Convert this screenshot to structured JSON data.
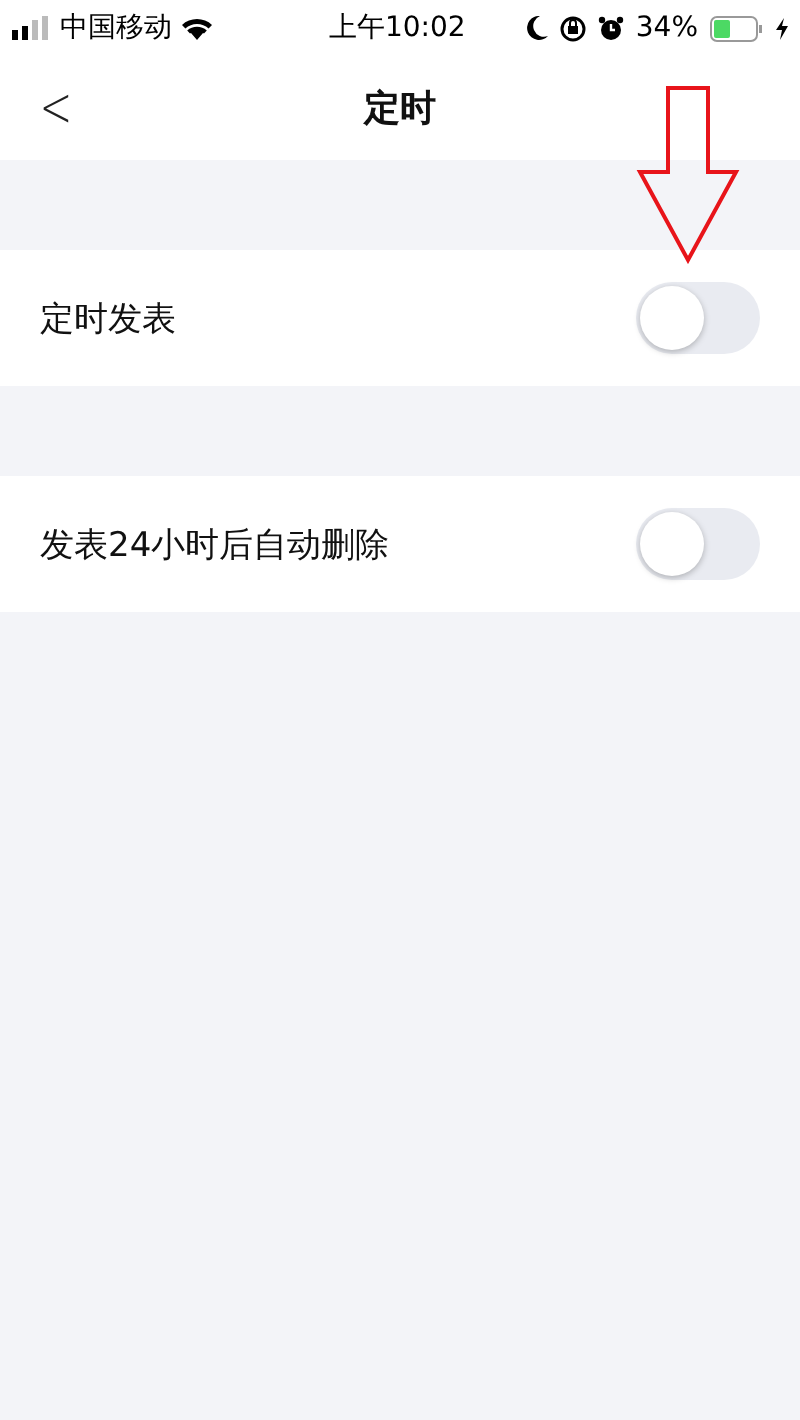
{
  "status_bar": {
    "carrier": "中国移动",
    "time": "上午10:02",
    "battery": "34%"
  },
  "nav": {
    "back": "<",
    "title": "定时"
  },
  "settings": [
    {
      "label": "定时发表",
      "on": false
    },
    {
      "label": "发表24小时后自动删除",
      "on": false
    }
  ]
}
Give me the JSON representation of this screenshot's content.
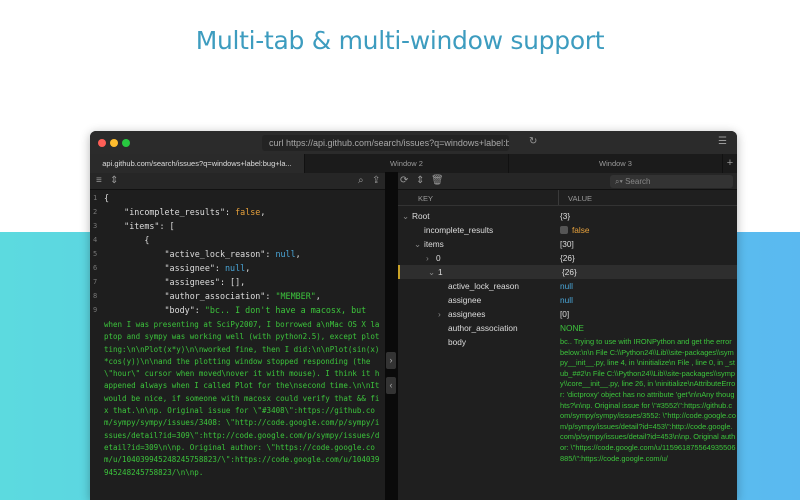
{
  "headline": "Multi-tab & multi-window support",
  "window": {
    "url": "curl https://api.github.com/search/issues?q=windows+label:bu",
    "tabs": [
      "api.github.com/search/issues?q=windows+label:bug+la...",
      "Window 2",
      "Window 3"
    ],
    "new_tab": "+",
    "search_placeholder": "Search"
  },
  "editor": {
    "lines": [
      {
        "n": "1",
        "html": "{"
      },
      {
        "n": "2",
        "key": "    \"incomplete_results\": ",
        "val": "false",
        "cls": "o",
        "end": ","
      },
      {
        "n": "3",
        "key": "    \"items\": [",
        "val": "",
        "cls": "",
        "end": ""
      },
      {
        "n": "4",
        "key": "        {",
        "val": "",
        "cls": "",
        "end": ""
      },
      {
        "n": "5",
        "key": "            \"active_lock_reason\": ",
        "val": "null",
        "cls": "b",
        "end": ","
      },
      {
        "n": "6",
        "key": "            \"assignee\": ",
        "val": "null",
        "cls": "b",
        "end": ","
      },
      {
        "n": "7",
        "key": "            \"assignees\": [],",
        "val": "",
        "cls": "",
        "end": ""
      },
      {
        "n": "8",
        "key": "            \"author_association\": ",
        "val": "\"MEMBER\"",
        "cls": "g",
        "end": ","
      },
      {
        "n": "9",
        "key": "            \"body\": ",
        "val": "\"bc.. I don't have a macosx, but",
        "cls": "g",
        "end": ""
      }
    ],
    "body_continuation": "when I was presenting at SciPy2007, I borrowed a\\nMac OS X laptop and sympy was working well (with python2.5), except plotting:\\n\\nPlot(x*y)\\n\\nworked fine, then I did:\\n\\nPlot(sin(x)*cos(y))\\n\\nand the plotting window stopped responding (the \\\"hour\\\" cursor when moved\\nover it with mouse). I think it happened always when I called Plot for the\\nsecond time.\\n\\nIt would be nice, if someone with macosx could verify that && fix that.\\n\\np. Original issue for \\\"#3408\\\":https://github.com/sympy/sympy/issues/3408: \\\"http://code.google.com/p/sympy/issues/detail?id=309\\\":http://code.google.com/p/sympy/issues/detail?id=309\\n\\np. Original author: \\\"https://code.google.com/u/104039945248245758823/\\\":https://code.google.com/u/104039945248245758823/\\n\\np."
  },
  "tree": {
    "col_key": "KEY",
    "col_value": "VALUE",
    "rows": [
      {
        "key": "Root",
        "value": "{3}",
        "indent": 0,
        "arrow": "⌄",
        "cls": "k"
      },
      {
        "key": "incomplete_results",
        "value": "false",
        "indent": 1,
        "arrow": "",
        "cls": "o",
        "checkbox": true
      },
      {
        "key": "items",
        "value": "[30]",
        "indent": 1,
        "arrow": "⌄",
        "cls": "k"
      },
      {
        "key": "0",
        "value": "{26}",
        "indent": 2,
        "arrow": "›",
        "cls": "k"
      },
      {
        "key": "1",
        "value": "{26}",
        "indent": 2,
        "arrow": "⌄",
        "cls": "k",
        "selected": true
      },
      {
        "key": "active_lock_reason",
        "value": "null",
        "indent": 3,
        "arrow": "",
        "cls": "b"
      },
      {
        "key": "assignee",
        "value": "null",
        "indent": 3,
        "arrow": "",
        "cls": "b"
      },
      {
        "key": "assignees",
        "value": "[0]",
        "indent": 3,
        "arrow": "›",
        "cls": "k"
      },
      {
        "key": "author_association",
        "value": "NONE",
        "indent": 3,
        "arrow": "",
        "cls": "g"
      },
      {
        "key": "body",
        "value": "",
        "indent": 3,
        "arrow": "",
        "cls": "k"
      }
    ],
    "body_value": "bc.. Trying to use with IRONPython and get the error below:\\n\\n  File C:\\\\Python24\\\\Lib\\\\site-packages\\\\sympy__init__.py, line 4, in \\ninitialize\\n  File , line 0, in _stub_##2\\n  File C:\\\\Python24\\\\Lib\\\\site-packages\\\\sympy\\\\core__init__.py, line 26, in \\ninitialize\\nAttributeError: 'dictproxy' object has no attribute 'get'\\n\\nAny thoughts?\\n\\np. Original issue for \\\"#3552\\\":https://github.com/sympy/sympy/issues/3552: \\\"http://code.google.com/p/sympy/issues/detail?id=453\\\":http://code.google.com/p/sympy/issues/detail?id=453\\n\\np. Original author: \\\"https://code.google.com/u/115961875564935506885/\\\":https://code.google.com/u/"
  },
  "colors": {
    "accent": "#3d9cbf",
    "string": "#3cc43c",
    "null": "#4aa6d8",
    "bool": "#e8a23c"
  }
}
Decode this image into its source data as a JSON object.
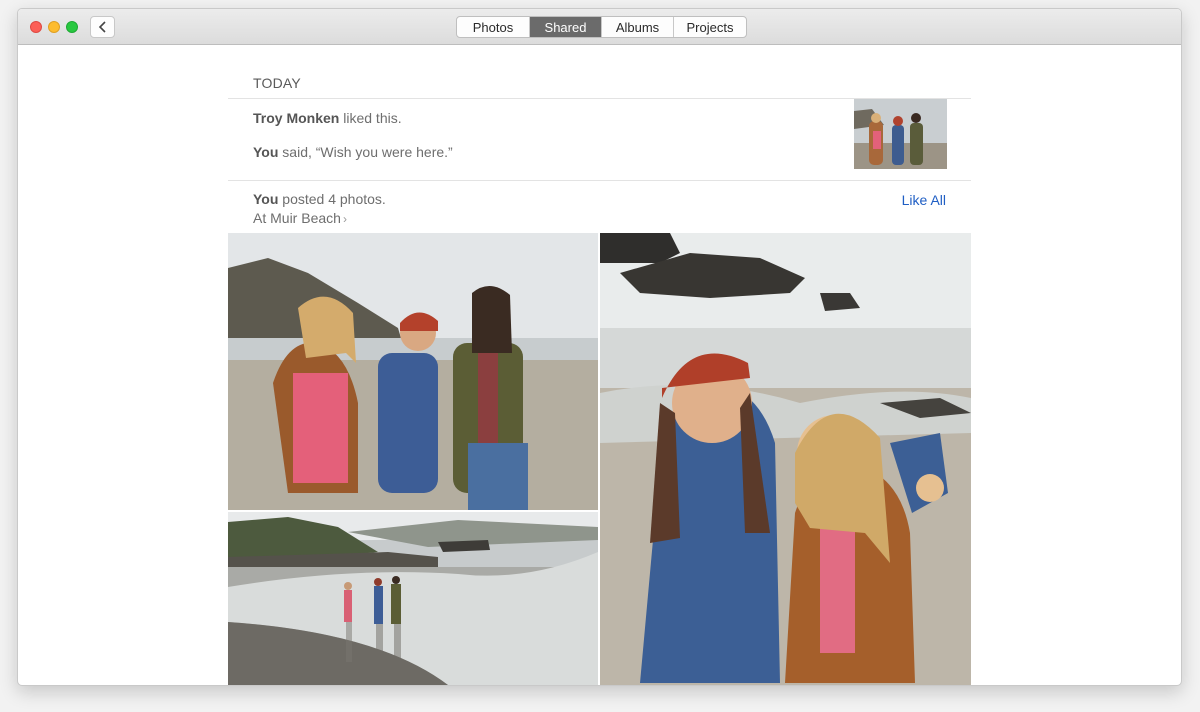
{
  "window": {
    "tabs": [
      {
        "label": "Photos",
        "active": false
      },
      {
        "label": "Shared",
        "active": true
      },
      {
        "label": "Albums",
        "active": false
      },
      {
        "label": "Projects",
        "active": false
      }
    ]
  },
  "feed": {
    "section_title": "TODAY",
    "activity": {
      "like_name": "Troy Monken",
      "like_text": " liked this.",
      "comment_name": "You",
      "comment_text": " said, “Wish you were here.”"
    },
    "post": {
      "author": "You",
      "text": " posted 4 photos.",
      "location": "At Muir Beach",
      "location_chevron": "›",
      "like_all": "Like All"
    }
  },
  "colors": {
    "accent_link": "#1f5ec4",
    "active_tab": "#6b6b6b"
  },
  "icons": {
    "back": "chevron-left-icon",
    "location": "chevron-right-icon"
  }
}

^^^^^^^^

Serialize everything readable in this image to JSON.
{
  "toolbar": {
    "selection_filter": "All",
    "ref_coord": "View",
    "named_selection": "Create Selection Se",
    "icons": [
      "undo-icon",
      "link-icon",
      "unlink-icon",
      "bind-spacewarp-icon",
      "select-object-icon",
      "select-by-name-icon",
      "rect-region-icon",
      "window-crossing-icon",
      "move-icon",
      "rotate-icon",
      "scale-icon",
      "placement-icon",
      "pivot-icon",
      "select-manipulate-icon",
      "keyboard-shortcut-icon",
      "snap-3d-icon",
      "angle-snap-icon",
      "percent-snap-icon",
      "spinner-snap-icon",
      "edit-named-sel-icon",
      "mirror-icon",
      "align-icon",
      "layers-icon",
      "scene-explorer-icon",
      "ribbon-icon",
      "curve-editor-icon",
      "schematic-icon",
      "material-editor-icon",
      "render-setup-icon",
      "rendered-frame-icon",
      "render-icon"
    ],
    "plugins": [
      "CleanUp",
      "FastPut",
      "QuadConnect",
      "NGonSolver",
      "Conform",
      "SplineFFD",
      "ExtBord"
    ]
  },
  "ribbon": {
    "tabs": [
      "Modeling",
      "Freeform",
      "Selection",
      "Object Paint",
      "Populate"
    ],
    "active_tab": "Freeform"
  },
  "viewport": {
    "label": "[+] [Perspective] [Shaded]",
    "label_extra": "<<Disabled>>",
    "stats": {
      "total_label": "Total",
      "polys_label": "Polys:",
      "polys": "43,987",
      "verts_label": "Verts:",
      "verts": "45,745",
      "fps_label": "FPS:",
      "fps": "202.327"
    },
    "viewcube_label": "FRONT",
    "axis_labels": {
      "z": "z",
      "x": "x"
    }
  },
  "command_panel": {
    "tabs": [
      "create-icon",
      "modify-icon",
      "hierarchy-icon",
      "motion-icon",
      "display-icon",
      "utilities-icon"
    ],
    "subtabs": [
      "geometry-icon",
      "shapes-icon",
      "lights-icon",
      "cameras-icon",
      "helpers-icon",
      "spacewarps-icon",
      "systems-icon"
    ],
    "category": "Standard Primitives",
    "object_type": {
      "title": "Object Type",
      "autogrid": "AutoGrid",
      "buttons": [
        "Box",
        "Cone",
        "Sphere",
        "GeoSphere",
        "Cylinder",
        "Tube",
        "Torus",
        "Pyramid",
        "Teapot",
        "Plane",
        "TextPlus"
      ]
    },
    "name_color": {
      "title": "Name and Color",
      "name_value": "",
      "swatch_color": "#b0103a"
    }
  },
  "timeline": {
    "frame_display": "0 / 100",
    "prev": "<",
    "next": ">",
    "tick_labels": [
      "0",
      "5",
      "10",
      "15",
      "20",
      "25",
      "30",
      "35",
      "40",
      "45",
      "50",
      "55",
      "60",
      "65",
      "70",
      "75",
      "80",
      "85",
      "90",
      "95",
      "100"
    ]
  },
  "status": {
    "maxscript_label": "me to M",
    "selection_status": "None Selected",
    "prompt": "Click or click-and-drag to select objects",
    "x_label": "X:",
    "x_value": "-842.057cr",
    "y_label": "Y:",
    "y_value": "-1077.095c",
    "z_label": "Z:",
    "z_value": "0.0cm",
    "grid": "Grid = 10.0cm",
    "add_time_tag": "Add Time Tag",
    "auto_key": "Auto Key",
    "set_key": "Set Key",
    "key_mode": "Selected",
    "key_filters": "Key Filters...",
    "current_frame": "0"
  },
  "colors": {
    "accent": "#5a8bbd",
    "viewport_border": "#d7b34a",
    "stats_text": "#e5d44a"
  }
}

^^^^^^^^

From the listing above, copy every line that includes the word "editor".

  "editor": {
      "curve-editor-icon",
      "material-editor-icon",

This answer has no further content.